■ **GIVEN RECORDS**
%%
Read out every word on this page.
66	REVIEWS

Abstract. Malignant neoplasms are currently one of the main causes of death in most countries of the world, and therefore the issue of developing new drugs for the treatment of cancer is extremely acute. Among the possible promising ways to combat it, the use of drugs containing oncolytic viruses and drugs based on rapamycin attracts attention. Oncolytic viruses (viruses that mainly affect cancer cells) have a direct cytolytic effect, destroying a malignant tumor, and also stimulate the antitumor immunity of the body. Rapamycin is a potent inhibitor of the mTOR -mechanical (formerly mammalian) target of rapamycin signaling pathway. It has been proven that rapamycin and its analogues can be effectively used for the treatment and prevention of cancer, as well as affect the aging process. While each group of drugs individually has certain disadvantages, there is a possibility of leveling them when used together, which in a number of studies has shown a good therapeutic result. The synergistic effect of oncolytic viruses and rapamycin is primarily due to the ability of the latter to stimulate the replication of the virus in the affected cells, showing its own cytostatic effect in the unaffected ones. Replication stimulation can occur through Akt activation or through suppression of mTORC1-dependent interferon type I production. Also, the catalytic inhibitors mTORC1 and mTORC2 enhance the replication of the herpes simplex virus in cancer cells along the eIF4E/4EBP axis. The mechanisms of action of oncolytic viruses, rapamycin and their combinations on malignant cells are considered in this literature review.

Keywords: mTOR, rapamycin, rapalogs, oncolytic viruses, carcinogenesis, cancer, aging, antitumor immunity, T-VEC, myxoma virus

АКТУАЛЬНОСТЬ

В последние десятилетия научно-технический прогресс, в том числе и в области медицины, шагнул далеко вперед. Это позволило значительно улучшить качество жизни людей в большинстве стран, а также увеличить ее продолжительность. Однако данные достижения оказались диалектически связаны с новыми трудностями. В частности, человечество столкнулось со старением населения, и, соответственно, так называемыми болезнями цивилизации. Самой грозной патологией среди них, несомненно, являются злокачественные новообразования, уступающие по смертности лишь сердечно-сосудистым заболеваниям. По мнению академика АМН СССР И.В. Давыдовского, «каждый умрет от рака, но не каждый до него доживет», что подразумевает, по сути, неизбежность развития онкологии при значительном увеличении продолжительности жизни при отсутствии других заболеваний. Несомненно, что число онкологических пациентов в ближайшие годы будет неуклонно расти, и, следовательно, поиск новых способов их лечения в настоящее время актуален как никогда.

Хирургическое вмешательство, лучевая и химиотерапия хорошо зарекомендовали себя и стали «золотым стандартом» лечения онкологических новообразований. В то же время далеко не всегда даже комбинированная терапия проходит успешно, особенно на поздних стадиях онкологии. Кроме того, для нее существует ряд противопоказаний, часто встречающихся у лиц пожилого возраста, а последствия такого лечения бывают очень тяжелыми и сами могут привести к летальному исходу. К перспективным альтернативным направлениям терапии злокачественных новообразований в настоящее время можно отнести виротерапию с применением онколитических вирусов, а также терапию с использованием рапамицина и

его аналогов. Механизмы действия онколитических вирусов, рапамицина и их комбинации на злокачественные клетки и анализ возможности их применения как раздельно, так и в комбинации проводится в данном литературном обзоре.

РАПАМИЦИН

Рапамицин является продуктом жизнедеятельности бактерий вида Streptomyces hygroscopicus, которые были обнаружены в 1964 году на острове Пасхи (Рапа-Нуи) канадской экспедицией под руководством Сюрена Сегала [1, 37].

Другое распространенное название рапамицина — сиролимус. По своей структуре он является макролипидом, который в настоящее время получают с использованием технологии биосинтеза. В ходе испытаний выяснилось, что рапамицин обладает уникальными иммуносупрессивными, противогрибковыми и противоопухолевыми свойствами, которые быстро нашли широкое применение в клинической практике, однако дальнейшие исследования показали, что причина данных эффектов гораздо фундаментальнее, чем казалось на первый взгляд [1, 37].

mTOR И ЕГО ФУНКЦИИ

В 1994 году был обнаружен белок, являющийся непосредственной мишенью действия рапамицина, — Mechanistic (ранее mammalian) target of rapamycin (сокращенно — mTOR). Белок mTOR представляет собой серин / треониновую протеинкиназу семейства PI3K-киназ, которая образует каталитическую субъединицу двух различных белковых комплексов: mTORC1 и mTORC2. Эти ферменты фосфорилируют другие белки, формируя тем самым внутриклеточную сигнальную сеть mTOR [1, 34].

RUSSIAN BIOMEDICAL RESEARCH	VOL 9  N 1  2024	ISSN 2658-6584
%%
■ **WHAT TO WORK ON**
Among the lines above, find those containing the word "действия" and copy each.

■ **ANSWER FOR THIS EXERCISE**
его аналогов. Механизмы действия онколитических вирусов, рапамицина и их комбинации на злокачественные клетки и анализ возможности их применения как раздельно, так и в комбинации проводится в данном литературном обзоре.
В 1994 году был обнаружен белок, являющийся непосредственной мишенью действия рапамицина, — Mechanistic (ранее mammalian) target of rapamycin (сокращенно — mTOR). Белок mTOR представляет собой серин / треониновую протеинкиназу семейства PI3K-киназ, которая образует каталитическую субъединицу двух различных белковых комплексов: mTORC1 и mTORC2. Эти ферменты фосфорилируют другие белки, формируя тем самым внутриклеточную сигнальную сеть mTOR [1, 34].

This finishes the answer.